INPUT DATA:

----

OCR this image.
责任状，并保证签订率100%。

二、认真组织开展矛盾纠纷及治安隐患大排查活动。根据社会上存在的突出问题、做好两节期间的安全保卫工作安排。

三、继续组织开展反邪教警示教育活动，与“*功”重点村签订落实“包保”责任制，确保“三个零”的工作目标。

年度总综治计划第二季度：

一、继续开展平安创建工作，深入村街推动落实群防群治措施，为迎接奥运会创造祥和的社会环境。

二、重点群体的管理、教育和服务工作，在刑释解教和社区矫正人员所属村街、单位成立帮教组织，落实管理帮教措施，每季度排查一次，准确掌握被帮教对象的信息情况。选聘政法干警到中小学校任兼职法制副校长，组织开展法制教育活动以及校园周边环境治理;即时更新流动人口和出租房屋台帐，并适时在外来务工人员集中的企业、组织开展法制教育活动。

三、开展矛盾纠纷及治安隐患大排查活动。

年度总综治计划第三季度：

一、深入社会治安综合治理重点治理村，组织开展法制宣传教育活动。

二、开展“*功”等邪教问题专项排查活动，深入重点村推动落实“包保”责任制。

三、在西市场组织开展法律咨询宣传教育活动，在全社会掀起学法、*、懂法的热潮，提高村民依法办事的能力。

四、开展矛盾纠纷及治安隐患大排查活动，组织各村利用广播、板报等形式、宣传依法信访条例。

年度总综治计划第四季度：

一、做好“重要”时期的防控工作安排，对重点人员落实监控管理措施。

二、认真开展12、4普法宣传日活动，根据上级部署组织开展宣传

----

WHAT THE TASK REQUIRES:
Reproduce the complete set of lines precisely as supplied.

RESPONSE TO THIS TASK:
OCR this image.
责任状，并保证签订率100%。

二、认真组织开展矛盾纠纷及治安隐患大排查活动。根据社会上存在的突出问题、做好两节期间的安全保卫工作安排。

三、继续组织开展反邪教警示教育活动，与“*功”重点村签订落实“包保”责任制，确保“三个零”的工作目标。

年度总综治计划第二季度：

一、继续开展平安创建工作，深入村街推动落实群防群治措施，为迎接奥运会创造祥和的社会环境。

二、重点群体的管理、教育和服务工作，在刑释解教和社区矫正人员所属村街、单位成立帮教组织，落实管理帮教措施，每季度排查一次，准确掌握被帮教对象的信息情况。选聘政法干警到中小学校任兼职法制副校长，组织开展法制教育活动以及校园周边环境治理;即时更新流动人口和出租房屋台帐，并适时在外来务工人员集中的企业、组织开展法制教育活动。

三、开展矛盾纠纷及治安隐患大排查活动。

年度总综治计划第三季度：

一、深入社会治安综合治理重点治理村，组织开展法制宣传教育活动。

二、开展“*功”等邪教问题专项排查活动，深入重点村推动落实“包保”责任制。

三、在西市场组织开展法律咨询宣传教育活动，在全社会掀起学法、*、懂法的热潮，提高村民依法办事的能力。

四、开展矛盾纠纷及治安隐患大排查活动，组织各村利用广播、板报等形式、宣传依法信访条例。

年度总综治计划第四季度：

一、做好“重要”时期的防控工作安排，对重点人员落实监控管理措施。

二、认真开展12、4普法宣传日活动，根据上级部署组织开展宣传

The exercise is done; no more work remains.